= Dataset entries =
● ● ● ● ●
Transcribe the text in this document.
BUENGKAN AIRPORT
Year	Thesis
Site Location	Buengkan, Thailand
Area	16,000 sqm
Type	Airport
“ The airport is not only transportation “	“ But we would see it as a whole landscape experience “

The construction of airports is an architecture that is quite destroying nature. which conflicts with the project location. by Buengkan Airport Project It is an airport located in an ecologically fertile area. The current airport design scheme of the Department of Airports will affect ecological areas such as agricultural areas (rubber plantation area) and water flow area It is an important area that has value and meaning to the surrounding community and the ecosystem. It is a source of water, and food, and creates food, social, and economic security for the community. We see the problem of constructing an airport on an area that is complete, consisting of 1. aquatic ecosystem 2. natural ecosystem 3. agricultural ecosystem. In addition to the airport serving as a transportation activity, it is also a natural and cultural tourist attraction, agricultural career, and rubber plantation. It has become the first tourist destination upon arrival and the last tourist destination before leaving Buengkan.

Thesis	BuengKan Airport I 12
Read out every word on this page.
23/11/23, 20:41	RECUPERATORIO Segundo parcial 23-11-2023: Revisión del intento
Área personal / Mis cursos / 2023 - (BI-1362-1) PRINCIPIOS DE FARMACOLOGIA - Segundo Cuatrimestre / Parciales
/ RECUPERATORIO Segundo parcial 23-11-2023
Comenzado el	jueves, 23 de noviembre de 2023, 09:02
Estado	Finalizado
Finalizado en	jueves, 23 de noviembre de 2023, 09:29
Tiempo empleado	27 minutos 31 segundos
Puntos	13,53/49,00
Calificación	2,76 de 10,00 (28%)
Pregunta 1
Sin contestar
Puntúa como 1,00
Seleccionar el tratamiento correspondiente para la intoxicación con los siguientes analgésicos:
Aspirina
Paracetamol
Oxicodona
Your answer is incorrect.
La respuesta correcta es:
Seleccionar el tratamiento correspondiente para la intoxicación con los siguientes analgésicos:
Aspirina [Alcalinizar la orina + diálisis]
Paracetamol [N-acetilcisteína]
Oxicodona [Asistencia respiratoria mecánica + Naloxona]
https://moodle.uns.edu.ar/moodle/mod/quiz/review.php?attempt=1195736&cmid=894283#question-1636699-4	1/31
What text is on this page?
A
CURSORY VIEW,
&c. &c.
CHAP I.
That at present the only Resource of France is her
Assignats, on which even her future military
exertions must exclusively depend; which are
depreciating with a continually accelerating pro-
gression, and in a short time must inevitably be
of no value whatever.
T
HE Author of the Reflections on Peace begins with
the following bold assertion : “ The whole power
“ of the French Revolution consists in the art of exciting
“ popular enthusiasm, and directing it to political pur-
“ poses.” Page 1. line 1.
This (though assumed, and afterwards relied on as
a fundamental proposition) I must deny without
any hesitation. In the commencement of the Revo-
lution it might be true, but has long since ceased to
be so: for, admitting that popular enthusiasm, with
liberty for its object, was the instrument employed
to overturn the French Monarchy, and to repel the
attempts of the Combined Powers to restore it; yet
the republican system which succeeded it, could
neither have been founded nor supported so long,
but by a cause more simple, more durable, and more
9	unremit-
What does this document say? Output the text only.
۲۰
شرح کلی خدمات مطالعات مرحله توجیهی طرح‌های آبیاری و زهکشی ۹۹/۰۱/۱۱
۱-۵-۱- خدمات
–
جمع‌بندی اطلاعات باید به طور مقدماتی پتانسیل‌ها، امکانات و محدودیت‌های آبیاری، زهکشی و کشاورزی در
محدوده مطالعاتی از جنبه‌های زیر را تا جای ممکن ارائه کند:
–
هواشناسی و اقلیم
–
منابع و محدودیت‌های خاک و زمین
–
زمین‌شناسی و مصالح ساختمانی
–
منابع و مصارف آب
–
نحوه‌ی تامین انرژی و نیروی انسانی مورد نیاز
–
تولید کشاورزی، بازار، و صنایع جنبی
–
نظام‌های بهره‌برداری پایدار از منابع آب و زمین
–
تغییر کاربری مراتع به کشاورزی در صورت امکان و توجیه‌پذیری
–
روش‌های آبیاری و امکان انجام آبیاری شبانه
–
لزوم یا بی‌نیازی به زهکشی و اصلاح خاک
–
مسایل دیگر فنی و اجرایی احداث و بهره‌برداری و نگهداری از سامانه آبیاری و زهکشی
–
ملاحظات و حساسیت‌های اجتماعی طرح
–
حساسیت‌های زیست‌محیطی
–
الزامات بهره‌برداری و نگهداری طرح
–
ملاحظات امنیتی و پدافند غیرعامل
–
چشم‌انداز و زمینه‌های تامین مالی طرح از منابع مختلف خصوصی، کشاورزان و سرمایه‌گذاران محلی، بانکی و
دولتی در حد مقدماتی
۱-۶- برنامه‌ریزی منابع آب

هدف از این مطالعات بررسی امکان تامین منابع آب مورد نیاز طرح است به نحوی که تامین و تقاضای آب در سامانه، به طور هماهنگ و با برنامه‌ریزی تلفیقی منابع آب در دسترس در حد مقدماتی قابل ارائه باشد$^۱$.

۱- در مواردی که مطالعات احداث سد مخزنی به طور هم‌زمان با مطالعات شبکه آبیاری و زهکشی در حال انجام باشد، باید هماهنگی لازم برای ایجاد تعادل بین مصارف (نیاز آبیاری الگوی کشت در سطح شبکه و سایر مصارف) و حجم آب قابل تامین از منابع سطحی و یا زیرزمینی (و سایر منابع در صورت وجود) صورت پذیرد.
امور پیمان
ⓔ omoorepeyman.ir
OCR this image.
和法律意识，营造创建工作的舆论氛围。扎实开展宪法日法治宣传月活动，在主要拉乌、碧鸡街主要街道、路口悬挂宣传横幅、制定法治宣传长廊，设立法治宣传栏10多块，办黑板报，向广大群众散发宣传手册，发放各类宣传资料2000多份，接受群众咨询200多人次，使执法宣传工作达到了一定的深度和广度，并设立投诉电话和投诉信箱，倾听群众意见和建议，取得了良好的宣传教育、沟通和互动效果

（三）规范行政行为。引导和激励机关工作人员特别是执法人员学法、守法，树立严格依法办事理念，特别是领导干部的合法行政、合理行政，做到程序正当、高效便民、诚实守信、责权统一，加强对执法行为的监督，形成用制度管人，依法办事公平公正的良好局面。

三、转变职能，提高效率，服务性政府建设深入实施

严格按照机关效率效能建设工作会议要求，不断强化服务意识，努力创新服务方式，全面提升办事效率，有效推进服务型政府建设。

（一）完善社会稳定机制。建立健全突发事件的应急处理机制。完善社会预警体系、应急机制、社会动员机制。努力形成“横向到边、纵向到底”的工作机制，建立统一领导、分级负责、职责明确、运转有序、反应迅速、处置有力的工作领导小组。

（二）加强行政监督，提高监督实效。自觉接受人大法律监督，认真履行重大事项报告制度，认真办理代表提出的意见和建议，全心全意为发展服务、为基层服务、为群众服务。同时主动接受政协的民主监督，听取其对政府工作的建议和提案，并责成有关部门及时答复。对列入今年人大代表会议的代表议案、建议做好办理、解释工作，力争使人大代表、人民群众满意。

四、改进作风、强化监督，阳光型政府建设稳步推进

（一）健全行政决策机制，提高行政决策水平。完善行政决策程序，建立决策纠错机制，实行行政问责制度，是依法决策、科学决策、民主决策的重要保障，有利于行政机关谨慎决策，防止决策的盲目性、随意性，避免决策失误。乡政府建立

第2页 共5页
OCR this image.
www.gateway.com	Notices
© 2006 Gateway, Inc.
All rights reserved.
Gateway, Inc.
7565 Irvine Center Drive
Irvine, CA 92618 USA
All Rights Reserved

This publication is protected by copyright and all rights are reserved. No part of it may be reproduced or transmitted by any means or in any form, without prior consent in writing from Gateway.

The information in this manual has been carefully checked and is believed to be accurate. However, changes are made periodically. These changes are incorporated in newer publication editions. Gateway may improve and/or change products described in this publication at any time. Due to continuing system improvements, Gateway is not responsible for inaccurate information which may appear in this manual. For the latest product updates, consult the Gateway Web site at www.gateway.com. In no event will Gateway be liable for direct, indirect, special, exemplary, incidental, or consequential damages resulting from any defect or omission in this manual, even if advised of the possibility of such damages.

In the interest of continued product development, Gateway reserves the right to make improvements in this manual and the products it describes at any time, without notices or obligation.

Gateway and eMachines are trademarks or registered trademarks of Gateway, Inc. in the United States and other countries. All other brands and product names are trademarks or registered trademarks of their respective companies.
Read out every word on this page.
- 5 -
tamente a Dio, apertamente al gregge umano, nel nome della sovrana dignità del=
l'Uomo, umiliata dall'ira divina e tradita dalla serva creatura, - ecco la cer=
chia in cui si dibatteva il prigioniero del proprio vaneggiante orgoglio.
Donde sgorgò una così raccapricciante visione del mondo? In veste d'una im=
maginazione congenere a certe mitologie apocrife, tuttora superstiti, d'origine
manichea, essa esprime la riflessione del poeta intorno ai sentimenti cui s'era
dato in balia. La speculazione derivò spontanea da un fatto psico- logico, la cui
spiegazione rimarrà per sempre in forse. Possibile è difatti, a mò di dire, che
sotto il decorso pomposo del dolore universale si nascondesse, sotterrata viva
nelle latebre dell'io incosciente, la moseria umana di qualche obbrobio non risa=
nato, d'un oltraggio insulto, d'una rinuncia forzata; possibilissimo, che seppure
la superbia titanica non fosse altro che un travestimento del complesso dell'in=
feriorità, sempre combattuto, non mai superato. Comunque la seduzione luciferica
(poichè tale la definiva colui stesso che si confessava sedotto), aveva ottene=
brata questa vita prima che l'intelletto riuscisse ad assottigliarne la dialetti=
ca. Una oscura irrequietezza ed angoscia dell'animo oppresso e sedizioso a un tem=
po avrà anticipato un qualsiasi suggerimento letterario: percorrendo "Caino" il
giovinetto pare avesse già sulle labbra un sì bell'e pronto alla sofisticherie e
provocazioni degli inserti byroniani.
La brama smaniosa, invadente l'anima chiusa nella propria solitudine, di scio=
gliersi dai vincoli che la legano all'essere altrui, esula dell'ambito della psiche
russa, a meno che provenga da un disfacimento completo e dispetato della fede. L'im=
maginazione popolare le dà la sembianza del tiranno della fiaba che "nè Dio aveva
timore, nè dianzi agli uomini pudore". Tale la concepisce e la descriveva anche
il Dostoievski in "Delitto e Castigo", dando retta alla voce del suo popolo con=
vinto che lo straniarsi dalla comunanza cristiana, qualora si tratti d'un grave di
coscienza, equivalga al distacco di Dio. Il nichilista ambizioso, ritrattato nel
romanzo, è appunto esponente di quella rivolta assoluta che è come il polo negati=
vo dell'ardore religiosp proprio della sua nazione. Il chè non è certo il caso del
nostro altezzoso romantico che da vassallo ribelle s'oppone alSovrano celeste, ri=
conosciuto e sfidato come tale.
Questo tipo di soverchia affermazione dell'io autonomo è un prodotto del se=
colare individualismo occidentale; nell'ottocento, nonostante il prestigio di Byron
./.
● ● ● ● ●
Pull every line containing the word "برداری" out of the entries above.

= Exercise output =
نظام‌های بهره‌برداری پایدار از منابع آب و زمین
مسایل دیگر فنی و اجرایی احداث و بهره‌برداری و نگهداری از سامانه آبیاری و زهکشی
الزامات بهره‌برداری و نگهداری طرح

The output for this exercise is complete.